Extracted information:
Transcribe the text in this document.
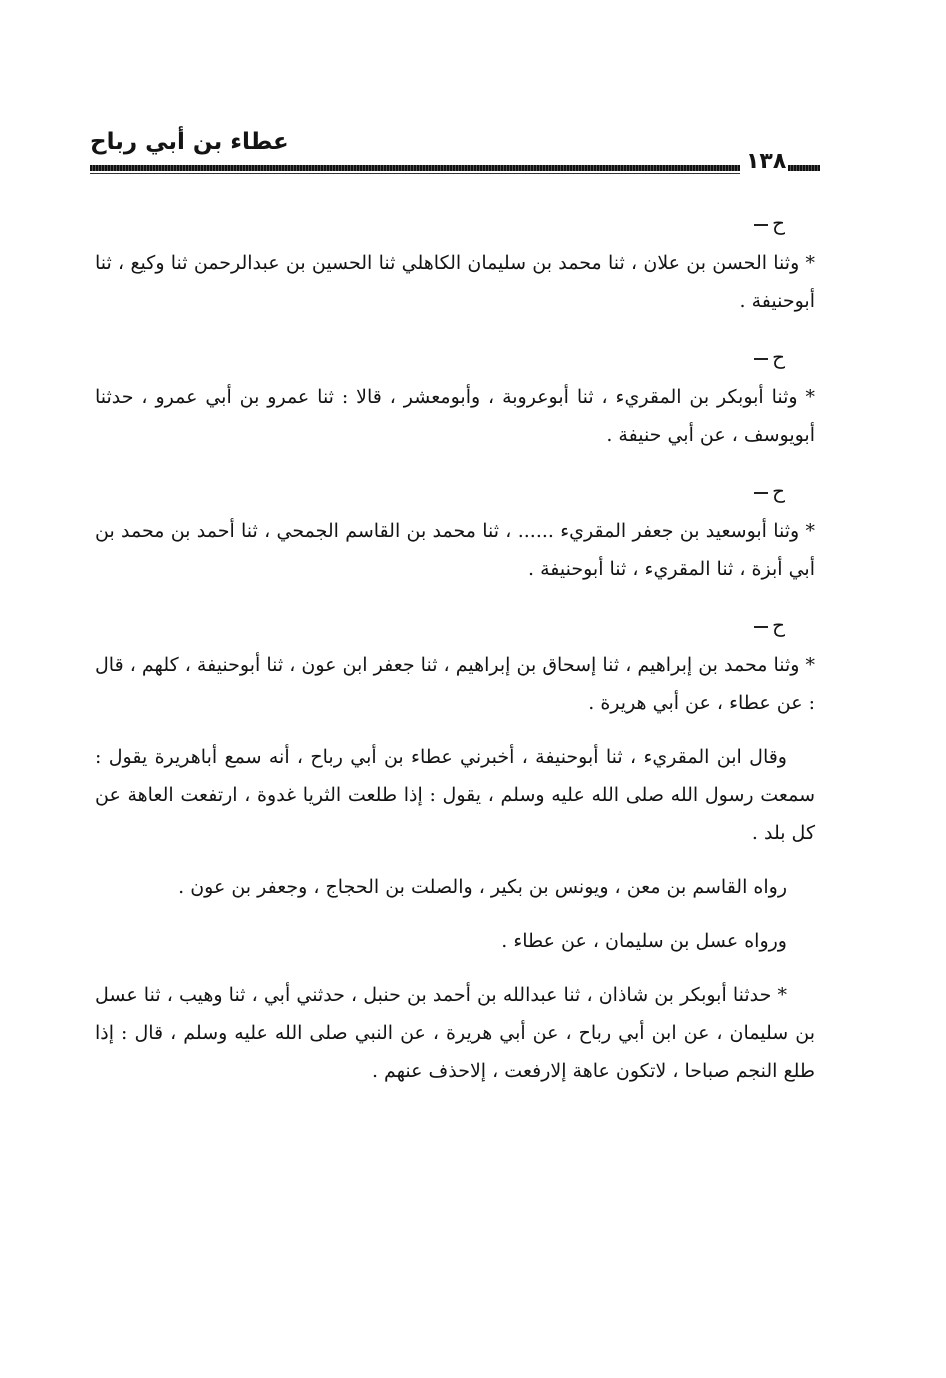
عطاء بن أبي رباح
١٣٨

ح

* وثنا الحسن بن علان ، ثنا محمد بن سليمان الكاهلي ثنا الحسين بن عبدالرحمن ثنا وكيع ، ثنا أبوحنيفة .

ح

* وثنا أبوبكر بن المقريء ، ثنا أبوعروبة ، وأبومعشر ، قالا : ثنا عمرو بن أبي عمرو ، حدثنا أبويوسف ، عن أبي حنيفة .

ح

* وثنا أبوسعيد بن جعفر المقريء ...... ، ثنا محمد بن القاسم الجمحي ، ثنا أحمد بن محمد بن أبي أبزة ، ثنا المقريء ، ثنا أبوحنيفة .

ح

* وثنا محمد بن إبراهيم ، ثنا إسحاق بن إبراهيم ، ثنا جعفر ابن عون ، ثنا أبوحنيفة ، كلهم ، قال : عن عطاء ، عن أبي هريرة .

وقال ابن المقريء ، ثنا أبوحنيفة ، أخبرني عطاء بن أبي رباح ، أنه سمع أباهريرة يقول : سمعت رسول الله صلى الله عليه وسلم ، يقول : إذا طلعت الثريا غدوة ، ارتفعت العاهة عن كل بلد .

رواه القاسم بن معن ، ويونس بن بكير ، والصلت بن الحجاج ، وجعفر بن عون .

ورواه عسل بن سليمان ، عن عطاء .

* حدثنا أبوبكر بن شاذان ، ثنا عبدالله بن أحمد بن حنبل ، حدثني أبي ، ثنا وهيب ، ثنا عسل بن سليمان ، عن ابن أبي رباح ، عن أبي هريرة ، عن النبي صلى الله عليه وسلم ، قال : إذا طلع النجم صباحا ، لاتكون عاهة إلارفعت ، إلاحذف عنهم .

...

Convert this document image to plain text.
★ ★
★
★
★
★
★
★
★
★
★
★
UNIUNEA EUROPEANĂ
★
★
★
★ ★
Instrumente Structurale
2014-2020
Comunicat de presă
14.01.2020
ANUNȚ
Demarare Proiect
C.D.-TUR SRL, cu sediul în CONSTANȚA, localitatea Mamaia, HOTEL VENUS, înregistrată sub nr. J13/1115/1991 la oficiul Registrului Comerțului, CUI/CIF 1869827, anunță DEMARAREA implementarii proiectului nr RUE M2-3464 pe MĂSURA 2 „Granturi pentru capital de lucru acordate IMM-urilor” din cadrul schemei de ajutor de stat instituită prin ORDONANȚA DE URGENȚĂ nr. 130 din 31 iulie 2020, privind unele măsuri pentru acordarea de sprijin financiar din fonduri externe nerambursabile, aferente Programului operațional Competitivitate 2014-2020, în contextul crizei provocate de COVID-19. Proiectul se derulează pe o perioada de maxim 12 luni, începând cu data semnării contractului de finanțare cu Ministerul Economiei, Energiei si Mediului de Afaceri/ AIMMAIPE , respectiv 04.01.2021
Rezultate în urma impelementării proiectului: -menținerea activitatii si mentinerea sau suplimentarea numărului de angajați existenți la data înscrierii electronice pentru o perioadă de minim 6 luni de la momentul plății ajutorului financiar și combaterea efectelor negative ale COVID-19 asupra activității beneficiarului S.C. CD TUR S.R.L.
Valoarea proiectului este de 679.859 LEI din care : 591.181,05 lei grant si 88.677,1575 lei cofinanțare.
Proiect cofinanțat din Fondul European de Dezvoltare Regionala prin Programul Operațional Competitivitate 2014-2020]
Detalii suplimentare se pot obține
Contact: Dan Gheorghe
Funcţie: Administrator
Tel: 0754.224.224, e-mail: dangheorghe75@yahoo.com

Stated exercise: From the listing, copy each line containing the word "المقريء".

Exercise response:
* وثنا أبوبكر بن المقريء ، ثنا أبوعروبة ، وأبومعشر ، قالا : ثنا عمرو بن أبي عمرو ، حدثنا أبويوسف ، عن أبي حنيفة .
* وثنا أبوسعيد بن جعفر المقريء ...... ، ثنا محمد بن القاسم الجمحي ، ثنا أحمد بن محمد بن أبي أبزة ، ثنا المقريء ، ثنا أبوحنيفة .
وقال ابن المقريء ، ثنا أبوحنيفة ، أخبرني عطاء بن أبي رباح ، أنه سمع أباهريرة يقول : سمعت رسول الله صلى الله عليه وسلم ، يقول : إذا طلعت الثريا غدوة ، ارتفعت العاهة عن كل بلد .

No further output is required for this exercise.